• Stored data

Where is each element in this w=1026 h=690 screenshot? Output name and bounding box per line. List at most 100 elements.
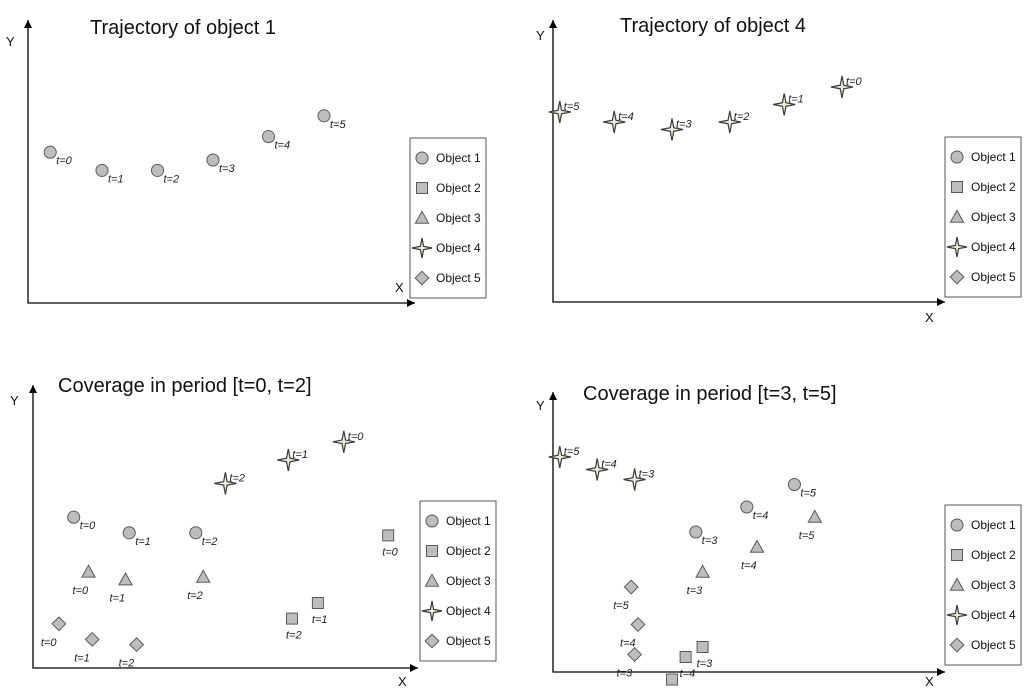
axes	[27, 20, 415, 304]
point-label: t=2	[734, 111, 750, 123]
point-label: t=0	[80, 520, 96, 532]
legend: Object 1 Object 2 Object 3 Object 4 Object 5	[944, 504, 1022, 666]
data-point	[214, 472, 237, 495]
series-object-3: t=3 t=4 t=5	[687, 509, 823, 597]
y-axis-arrow	[29, 385, 37, 393]
legend: Object 1 Object 2 Object 3 Object 4 Object 5	[944, 136, 1022, 298]
point-label: t=2	[202, 536, 218, 548]
data-point	[95, 163, 109, 177]
legend-star-icon	[411, 237, 433, 259]
point-label: t=0	[846, 76, 862, 88]
point-label: t=3	[702, 535, 718, 547]
x-axis-label: X	[925, 674, 934, 689]
legend-entry-label: Object 3	[971, 578, 1016, 592]
data-point	[679, 651, 692, 663]
data-point	[261, 130, 276, 144]
data-point	[189, 526, 203, 540]
legend-entry-label: Object 4	[446, 604, 491, 618]
legend-triangle-icon	[414, 210, 430, 224]
data-point	[660, 118, 684, 141]
series-object-4: t=3 t=4 t=5	[548, 445, 655, 491]
legend-entry-label: Object 2	[971, 180, 1016, 194]
legend-entry-label: Object 1	[436, 151, 481, 165]
point-label: t=5	[564, 101, 580, 113]
data-point	[623, 579, 639, 595]
legend-entry-label: Object 5	[971, 638, 1016, 652]
point-label: t=5	[799, 530, 815, 542]
point-label: t=3	[676, 119, 692, 131]
x-axis-arrow	[407, 299, 415, 307]
axes	[552, 20, 945, 303]
legend-square-icon	[951, 181, 963, 193]
legend-triangle-icon	[949, 577, 965, 591]
data-point	[787, 477, 801, 492]
axes	[32, 385, 418, 669]
data-point	[150, 163, 165, 177]
legend-circle-icon	[950, 518, 964, 532]
point-label: t=0	[56, 155, 72, 167]
data-point	[718, 110, 741, 134]
legend-circle-icon	[415, 151, 429, 165]
legend-entry-label: Object 3	[446, 574, 491, 588]
legend-entry-label: Object 4	[971, 240, 1016, 254]
point-label: t=1	[292, 449, 308, 461]
legend-entry-label: Object 4	[971, 608, 1016, 622]
legend-star-icon	[421, 600, 443, 622]
legend-diamond-icon	[424, 633, 440, 649]
data-point	[118, 571, 133, 586]
point-label: t=1	[108, 173, 124, 185]
chart-panel-4: Coverage in period [t=3, t=5] Y Xt=3 t=4 t=5…	[536, 383, 1022, 689]
point-label: t=4	[618, 111, 634, 123]
point-label: t=4	[275, 140, 291, 152]
data-point	[317, 109, 331, 123]
x-axis-label: X	[395, 280, 404, 295]
y-axis-label: Y	[536, 398, 545, 413]
legend-star-icon	[946, 604, 968, 626]
point-label: t=1	[74, 652, 90, 664]
data-point	[122, 526, 136, 540]
y-axis-arrow	[549, 392, 557, 400]
point-label: t=3	[639, 469, 655, 481]
data-point	[548, 100, 571, 124]
legend-entry-label: Object 5	[436, 271, 481, 285]
point-label: t=2	[286, 630, 302, 642]
point-label: t=3	[617, 668, 633, 680]
series-object-2: t=0 t=1 t=2	[286, 529, 399, 642]
data-point	[382, 529, 395, 542]
data-point	[129, 637, 145, 653]
chart-title: Trajectory of object 4	[620, 15, 806, 37]
legend-entry-label: Object 4	[436, 241, 481, 255]
y-axis-label: Y	[10, 393, 19, 408]
data-point	[623, 468, 646, 491]
point-label: t=4	[601, 459, 617, 471]
chart-panel-2: Trajectory of object 4YXt=0t=1t=2t=3t=4t…	[536, 15, 1022, 325]
legend-diamond-icon	[949, 637, 965, 653]
data-point	[830, 75, 854, 99]
legend-star-icon	[946, 236, 968, 258]
series-object-2: t=3t=4t=5	[666, 641, 713, 686]
y-axis-label: Y	[6, 34, 15, 49]
chart-panel-3: Coverage in period [t=0, t=2] Y Xt=0 t=1 t=2…	[10, 375, 497, 689]
data-point	[206, 153, 220, 167]
point-label: t=5	[613, 600, 629, 612]
x-axis-arrow	[937, 668, 945, 676]
data-point	[84, 631, 100, 647]
series-object-4: t=0 t=1 t=2 t=3 t=4 t=5	[548, 75, 862, 141]
point-label: t=1	[110, 593, 126, 605]
data-point	[773, 93, 796, 116]
legend-triangle-icon	[424, 573, 440, 587]
legend-circle-icon	[950, 150, 964, 164]
point-label: t=4	[620, 638, 636, 650]
chart-title: Coverage in period [t=3, t=5]	[583, 383, 837, 405]
point-label: t=4	[741, 560, 757, 572]
legend-entry-label: Object 2	[436, 181, 481, 195]
data-point	[689, 525, 703, 539]
data-point	[51, 616, 67, 632]
legend-entry-label: Object 2	[446, 544, 491, 558]
data-point	[332, 430, 355, 453]
legend-entry-label: Object 1	[971, 150, 1016, 164]
data-point	[67, 510, 81, 524]
point-label: t=3	[219, 163, 235, 175]
y-axis-arrow	[24, 20, 32, 28]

• Problem details
Reproduce all of the data above with "screenshot" renamed to "rendered chart" and everything else unchanged, omitting the pictures.

• Solution to this task
Where is each element in this w=1026 h=690 rendered chart? Output name and bounding box per line. List at most 100 elements.
axes	[27, 20, 415, 304]
point-label: t=2	[734, 111, 750, 123]
point-label: t=0	[80, 520, 96, 532]
legend: Object 1 Object 2 Object 3 Object 4 Object 5	[944, 504, 1022, 666]
data-point	[214, 472, 237, 495]
series-object-3: t=3 t=4 t=5	[687, 509, 823, 597]
y-axis-arrow	[29, 385, 37, 393]
legend: Object 1 Object 2 Object 3 Object 4 Object 5	[944, 136, 1022, 298]
point-label: t=2	[202, 536, 218, 548]
data-point	[95, 163, 109, 177]
legend-star-icon	[411, 237, 433, 259]
point-label: t=0	[846, 76, 862, 88]
point-label: t=3	[702, 535, 718, 547]
x-axis-label: X	[925, 674, 934, 689]
legend-entry-label: Object 3	[971, 578, 1016, 592]
data-point	[679, 651, 692, 663]
data-point	[261, 130, 276, 144]
data-point	[189, 526, 203, 540]
legend-entry-label: Object 4	[446, 604, 491, 618]
legend-triangle-icon	[414, 210, 430, 224]
data-point	[660, 118, 684, 141]
series-object-4: t=3 t=4 t=5	[548, 445, 655, 491]
legend-entry-label: Object 2	[971, 180, 1016, 194]
legend-entry-label: Object 1	[436, 151, 481, 165]
point-label: t=5	[564, 101, 580, 113]
data-point	[623, 579, 639, 595]
legend-entry-label: Object 5	[971, 638, 1016, 652]
point-label: t=5	[799, 530, 815, 542]
point-label: t=3	[676, 119, 692, 131]
x-axis-arrow	[407, 299, 415, 307]
axes	[552, 20, 945, 303]
legend-square-icon	[951, 181, 963, 193]
legend-triangle-icon	[949, 577, 965, 591]
data-point	[787, 477, 801, 492]
axes	[32, 385, 418, 669]
data-point	[150, 163, 165, 177]
legend-circle-icon	[950, 518, 964, 532]
point-label: t=0	[56, 155, 72, 167]
data-point	[718, 110, 741, 134]
legend-circle-icon	[415, 151, 429, 165]
legend-entry-label: Object 3	[446, 574, 491, 588]
legend-entry-label: Object 4	[971, 240, 1016, 254]
point-label: t=1	[292, 449, 308, 461]
legend-entry-label: Object 4	[971, 608, 1016, 622]
legend-star-icon	[421, 600, 443, 622]
legend-diamond-icon	[424, 633, 440, 649]
data-point	[118, 571, 133, 586]
point-label: t=1	[108, 173, 124, 185]
chart-panel-4: Coverage in period [t=3, t=5] Y Xt=3 t=4 t=5…	[536, 383, 1022, 689]
point-label: t=4	[618, 111, 634, 123]
point-label: t=4	[275, 140, 291, 152]
data-point	[317, 109, 331, 123]
x-axis-label: X	[395, 280, 404, 295]
y-axis-label: Y	[536, 398, 545, 413]
legend-star-icon	[946, 604, 968, 626]
point-label: t=1	[74, 652, 90, 664]
data-point	[122, 526, 136, 540]
y-axis-arrow	[549, 392, 557, 400]
point-label: t=3	[639, 469, 655, 481]
data-point	[548, 100, 571, 124]
legend-entry-label: Object 5	[436, 271, 481, 285]
point-label: t=2	[286, 630, 302, 642]
point-label: t=3	[617, 668, 633, 680]
series-object-2: t=0 t=1 t=2	[286, 529, 399, 642]
data-point	[382, 529, 395, 542]
data-point	[129, 637, 145, 653]
chart-title: Trajectory of object 4	[620, 15, 806, 37]
legend-entry-label: Object 4	[436, 241, 481, 255]
y-axis-label: Y	[10, 393, 19, 408]
data-point	[623, 468, 646, 491]
point-label: t=4	[601, 459, 617, 471]
chart-panel-2: Trajectory of object 4YXt=0t=1t=2t=3t=4t…	[536, 15, 1022, 325]
legend-diamond-icon	[949, 637, 965, 653]
data-point	[830, 75, 854, 99]
legend-star-icon	[946, 236, 968, 258]
series-object-2: t=3t=4t=5	[666, 641, 713, 686]
y-axis-label: Y	[6, 34, 15, 49]
chart-panel-3: Coverage in period [t=0, t=2] Y Xt=0 t=1 t=2…	[10, 375, 497, 689]
data-point	[206, 153, 220, 167]
point-label: t=5	[613, 600, 629, 612]
x-axis-arrow	[937, 668, 945, 676]
data-point	[84, 631, 100, 647]
series-object-4: t=0 t=1 t=2 t=3 t=4 t=5	[548, 75, 862, 141]
point-label: t=1	[110, 593, 126, 605]
data-point	[773, 93, 796, 116]
legend-triangle-icon	[424, 573, 440, 587]
legend-circle-icon	[950, 150, 964, 164]
point-label: t=4	[620, 638, 636, 650]
chart-title: Coverage in period [t=3, t=5]	[583, 383, 837, 405]
point-label: t=4	[741, 560, 757, 572]
legend-entry-label: Object 2	[436, 181, 481, 195]
data-point	[689, 525, 703, 539]
data-point	[51, 616, 67, 632]
legend-entry-label: Object 2	[446, 544, 491, 558]
data-point	[332, 430, 355, 453]
legend-entry-label: Object 1	[971, 150, 1016, 164]
data-point	[67, 510, 81, 524]
point-label: t=3	[219, 163, 235, 175]
y-axis-arrow	[24, 20, 32, 28]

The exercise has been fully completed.